=== PASSAGE EXTRAIT ===
A cela s’ajoute la volonté affichée des clubs européens de retenir les internationaux africains évoluant au sein de leurs effectifs professionnels. Le bras de fer entre la fédération sénégalaise de football et le club anglais de Watford, pour la libération de l’international sénégalais Ismaïla Sarr, en est l’illustration parfaite. Ce n’est qu’hier que l’ailier des Lions du Sénégal a pu rejoindre ses coéquipiers pour s’envoler ensuite vers le Cameroun, après moult tractations et menaces entre les deux entités sportives.
Même si un report de la Can était désormais invraisemblable, l’ampleur prise par le rattachement de ce nouveau variant présumé au pays organisateur, à quelques jours du début du tournoi, est étrange. Depuis décembre dernier, l'IHU Méditerranée Infection a révélé ce variant, qui aurait été détecté chez 12 personnes. Mais selon les scientifiques, le patient zéro avait précédemment séjourné au Cameroun.
Malgré les restrictions sur les déplacements internationaux et l’obligation vaccinale imposée aux voyageurs internationaux, comment ce virus détecté en France peut-il être rattaché au Cameroun en raison d’un séjour effectué par un de ses porteurs dans ce pays africain ?
Les chercheurs de l'IHU Méditerranée Infection ont donné une explication dans une étude reprise hier par ‘’Nice-Matin’’. Celle-ci, qui n'a pas été revue par les pairs comme il est coutume de le faire, explique que cette découverte, surnommée le "variant IHU", est un sous-lignage du variant B.1.640.
20 cas évoqués en France
Les chercheurs ajoutent que le patient porteur de ce variant, vacciné contre la Covid-19, revenait d'un voyage au Cameroun, puis a "développé des symptômes respiratoires légers, la veille du diagnostic". Concernant les mutations, ce variant en compte 46 et 37 délétions.
Le 15 décembre dernier, on en trouve trace dans une analyse des variants circulant sur le territoire français, de Santé publique France. L'organisation indique que le variant B.1.640 est VUM (Virus Under Monitoring), comprendre sous surveillance depuis le 12 novembre et que son "sous-lignage (...) B.1.640.2" a été "détecté au sein d’un cluster". Un cluster qui s'est déclaré en région Paca, comme l'indique Philippe Colson, Professeur en pharmacie et virologue à l'IHU : 20 cas ont été détectés.
=== DONNÉES À EXAMINER ===
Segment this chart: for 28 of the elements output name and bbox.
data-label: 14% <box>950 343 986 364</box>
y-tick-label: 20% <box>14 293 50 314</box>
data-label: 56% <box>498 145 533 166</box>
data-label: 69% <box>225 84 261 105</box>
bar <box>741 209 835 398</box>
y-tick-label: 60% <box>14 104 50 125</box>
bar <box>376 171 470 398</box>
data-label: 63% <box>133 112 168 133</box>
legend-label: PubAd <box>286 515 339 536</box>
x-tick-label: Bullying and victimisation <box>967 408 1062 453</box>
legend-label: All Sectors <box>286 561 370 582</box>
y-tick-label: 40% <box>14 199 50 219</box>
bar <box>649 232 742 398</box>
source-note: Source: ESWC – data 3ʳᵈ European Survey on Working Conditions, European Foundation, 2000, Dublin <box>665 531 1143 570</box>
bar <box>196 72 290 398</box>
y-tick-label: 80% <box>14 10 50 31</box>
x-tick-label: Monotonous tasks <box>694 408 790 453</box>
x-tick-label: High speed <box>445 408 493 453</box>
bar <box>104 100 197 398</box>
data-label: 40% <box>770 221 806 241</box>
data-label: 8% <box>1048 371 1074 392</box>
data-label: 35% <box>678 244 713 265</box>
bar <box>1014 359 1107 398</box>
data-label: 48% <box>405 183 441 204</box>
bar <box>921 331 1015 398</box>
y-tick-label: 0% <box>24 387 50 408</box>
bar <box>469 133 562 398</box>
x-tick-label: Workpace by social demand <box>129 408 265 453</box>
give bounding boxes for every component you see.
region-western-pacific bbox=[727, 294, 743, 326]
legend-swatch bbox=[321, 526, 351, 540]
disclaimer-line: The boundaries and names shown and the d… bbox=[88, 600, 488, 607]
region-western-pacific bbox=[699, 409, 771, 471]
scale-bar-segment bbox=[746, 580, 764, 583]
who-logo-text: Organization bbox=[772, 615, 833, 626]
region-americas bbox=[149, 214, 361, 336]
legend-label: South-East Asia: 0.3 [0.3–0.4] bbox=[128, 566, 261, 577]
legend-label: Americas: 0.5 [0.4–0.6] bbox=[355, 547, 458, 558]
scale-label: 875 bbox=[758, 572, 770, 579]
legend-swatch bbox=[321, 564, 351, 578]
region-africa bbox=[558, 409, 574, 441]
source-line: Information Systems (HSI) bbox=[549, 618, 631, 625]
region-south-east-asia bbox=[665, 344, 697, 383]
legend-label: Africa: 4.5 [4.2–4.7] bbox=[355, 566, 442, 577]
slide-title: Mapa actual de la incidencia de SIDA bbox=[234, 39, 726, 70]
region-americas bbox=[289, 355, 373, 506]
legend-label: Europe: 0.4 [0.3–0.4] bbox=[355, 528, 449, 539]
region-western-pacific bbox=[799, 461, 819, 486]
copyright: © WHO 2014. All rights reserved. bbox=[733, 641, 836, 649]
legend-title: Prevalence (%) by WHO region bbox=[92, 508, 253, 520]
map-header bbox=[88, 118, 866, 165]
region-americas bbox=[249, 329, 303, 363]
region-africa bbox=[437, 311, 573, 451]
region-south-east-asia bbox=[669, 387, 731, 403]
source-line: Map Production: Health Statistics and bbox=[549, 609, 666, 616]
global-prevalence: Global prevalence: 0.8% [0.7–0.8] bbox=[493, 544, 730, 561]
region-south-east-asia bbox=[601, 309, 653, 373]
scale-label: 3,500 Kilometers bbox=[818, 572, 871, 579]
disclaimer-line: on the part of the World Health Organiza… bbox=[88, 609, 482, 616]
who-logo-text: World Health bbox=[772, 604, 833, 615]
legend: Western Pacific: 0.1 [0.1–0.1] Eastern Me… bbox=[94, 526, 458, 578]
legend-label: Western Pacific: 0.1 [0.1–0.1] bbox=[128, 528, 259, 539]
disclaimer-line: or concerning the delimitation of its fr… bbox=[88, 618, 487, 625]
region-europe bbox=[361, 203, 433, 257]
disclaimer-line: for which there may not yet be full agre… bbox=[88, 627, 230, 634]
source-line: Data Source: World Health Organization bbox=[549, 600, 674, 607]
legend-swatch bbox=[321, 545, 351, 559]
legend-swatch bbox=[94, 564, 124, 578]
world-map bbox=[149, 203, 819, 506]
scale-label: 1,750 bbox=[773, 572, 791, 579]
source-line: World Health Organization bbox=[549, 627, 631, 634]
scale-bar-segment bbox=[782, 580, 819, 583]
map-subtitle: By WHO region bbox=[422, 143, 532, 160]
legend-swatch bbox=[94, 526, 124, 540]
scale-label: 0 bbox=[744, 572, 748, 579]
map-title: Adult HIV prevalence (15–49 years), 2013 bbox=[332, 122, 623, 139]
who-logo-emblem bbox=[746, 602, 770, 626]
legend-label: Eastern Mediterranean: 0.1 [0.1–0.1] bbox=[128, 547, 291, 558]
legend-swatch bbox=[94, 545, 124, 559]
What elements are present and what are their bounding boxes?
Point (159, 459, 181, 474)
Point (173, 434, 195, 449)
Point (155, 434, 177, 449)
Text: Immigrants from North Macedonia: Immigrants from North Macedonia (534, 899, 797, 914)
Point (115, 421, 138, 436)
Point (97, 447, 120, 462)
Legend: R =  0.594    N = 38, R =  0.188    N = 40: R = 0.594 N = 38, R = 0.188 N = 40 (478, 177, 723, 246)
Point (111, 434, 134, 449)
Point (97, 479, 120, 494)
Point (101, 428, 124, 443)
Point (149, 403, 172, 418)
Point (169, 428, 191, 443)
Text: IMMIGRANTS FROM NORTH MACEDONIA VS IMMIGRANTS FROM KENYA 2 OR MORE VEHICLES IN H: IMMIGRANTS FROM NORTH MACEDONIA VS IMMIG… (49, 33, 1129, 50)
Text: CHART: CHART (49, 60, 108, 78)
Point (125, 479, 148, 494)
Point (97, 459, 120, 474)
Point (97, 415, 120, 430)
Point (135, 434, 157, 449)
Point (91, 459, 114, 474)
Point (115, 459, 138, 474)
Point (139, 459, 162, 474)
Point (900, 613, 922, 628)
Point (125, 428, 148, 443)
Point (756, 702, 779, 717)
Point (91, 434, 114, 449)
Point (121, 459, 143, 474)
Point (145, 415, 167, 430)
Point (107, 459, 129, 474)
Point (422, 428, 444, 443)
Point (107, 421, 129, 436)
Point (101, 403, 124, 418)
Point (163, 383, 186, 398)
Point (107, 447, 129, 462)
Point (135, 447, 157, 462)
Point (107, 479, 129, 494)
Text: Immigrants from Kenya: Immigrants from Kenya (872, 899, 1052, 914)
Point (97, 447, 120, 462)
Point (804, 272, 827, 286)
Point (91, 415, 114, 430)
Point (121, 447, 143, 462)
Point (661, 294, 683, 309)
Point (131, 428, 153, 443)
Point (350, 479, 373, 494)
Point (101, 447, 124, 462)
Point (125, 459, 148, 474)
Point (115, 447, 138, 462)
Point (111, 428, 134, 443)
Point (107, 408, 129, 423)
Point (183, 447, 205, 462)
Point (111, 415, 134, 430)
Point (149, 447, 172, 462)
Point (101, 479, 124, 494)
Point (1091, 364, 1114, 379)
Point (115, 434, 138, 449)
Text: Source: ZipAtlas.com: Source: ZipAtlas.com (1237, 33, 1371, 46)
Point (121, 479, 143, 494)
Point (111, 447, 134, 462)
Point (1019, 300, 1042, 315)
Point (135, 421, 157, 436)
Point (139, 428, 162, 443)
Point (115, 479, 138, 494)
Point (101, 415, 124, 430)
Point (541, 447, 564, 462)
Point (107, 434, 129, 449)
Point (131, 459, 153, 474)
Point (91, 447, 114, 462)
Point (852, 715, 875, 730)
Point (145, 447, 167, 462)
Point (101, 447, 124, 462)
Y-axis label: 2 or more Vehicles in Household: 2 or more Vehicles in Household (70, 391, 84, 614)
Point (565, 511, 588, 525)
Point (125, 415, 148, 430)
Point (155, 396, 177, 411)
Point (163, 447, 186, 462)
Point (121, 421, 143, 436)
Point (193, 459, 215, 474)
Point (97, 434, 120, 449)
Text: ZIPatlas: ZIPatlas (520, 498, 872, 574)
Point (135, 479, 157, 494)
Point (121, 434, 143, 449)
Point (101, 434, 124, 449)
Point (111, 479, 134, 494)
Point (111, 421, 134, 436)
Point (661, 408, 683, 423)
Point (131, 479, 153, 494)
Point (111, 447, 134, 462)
===
Poursuivez l'article sur le variant IHU et la Can en reprenant après sa dernière phrase.

Il est cependant trop tôt pour dire si ce variant sort de la zone d'efficacité des vaccins actuels, ni quel est son taux de contagiosité. Un variant sous surveillance signifie que pour l'heure, il y a une absence d’éléments virologiques, épidémiologiques ou cliniques probants en faveur d’un impact en santé publique en France ou à l’international.
Mais les réactions sont nombreuses, et plusieurs scientifiques dénoncent la précipitation avec laquelle ces informations ont été révélées. Aucune autorité scientifique internationale de référence ne semble avoir été consultée ou sollicitée. Et l'OMS n'a, pour l'instant, rendu aucun avis sur la question.
Si une chose est sûre que c’est pour mener à bien l’organisation de cette 33e Can, les autorités camerounaises et africaines devront faire le dos rond, car cette fête du football africain sera épiée sous toutes les coutures. Et la Caf l’a officialisé hier : il y aura bien du public dans les stades.
En effet, ‘’les jauges suivantes seront appliquées jusqu’à nouvel avis : 80 % de la capacité du stade pour les stades accueillant l’équipe du Cameroun, 60 % de la capacité du stade pour les autres matches’’, informe l’instance dirigeante du football africain.